Exercise description: Your task is to copy the listing exactly. Drop any pictures from the copy.

Dataset rows:

========================

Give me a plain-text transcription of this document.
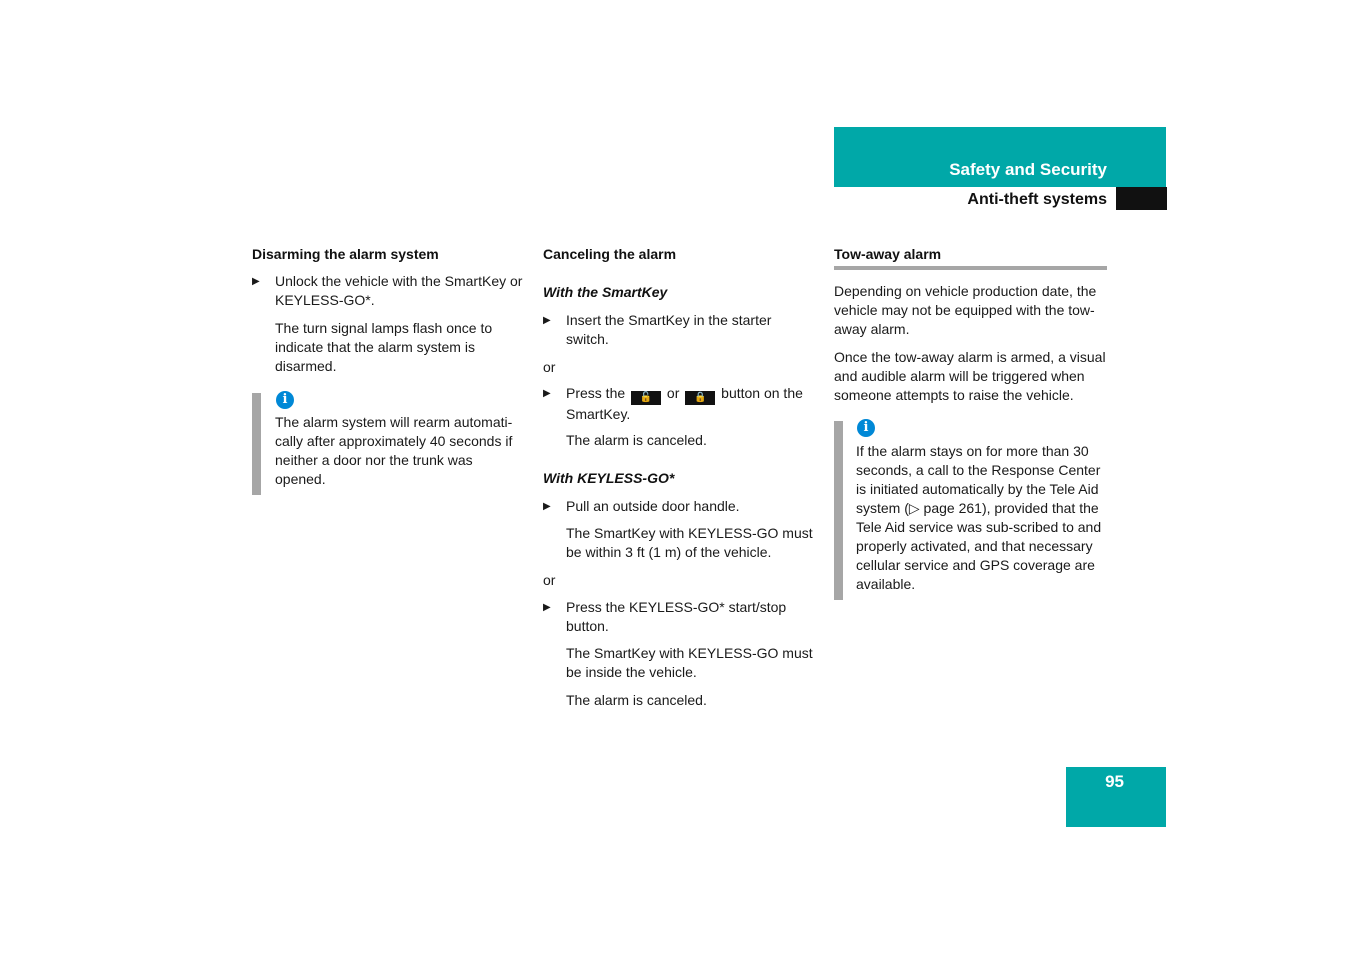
Safety and Security
Anti-theft systems
Disarming the alarm system
▶ Unlock the vehicle with the SmartKey or KEYLESS-GO*.
The turn signal lamps flash once to indicate that the alarm system is disarmed.
i
The alarm system will rearm automati-cally after approximately 40 seconds if neither a door nor the trunk was opened.
Canceling the alarm
With the SmartKey
▶ Insert the SmartKey in the starter switch.
or
▶ Press the 🔓 or 🔒 button on the SmartKey.
The alarm is canceled.
With KEYLESS-GO*
▶ Pull an outside door handle.
The SmartKey with KEYLESS-GO must be within 3 ft (1 m) of the vehicle.
or
▶ Press the KEYLESS-GO* start/stop button.
The SmartKey with KEYLESS-GO must be inside the vehicle.
The alarm is canceled.
Tow-away alarm
Depending on vehicle production date, the vehicle may not be equipped with the tow-away alarm.
Once the tow-away alarm is armed, a visual and audible alarm will be triggered when someone attempts to raise the vehicle.
i
If the alarm stays on for more than 30 seconds, a call to the Response Center is initiated automatically by the Tele Aid system (▷ page 261), provided that the Tele Aid service was sub-scribed to and properly activated, and that necessary cellular service and GPS coverage are available.
95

========================

Complete output:
Give me a plain-text transcription of this document.
Safety and Security
Anti-theft systems
Disarming the alarm system
▶ Unlock the vehicle with the SmartKey or KEYLESS-GO*.
The turn signal lamps flash once to indicate that the alarm system is disarmed.
i
The alarm system will rearm automati-cally after approximately 40 seconds if neither a door nor the trunk was opened.
Canceling the alarm
With the SmartKey
▶ Insert the SmartKey in the starter switch.
or
▶ Press the 🔓 or 🔒 button on the SmartKey.
The alarm is canceled.
With KEYLESS-GO*
▶ Pull an outside door handle.
The SmartKey with KEYLESS-GO must be within 3 ft (1 m) of the vehicle.
or
▶ Press the KEYLESS-GO* start/stop button.
The SmartKey with KEYLESS-GO must be inside the vehicle.
The alarm is canceled.
Tow-away alarm
Depending on vehicle production date, the vehicle may not be equipped with the tow-away alarm.
Once the tow-away alarm is armed, a visual and audible alarm will be triggered when someone attempts to raise the vehicle.
i
If the alarm stays on for more than 30 seconds, a call to the Response Center is initiated automatically by the Tele Aid system (▷ page 261), provided that the Tele Aid service was sub-scribed to and properly activated, and that necessary cellular service and GPS coverage are available.
95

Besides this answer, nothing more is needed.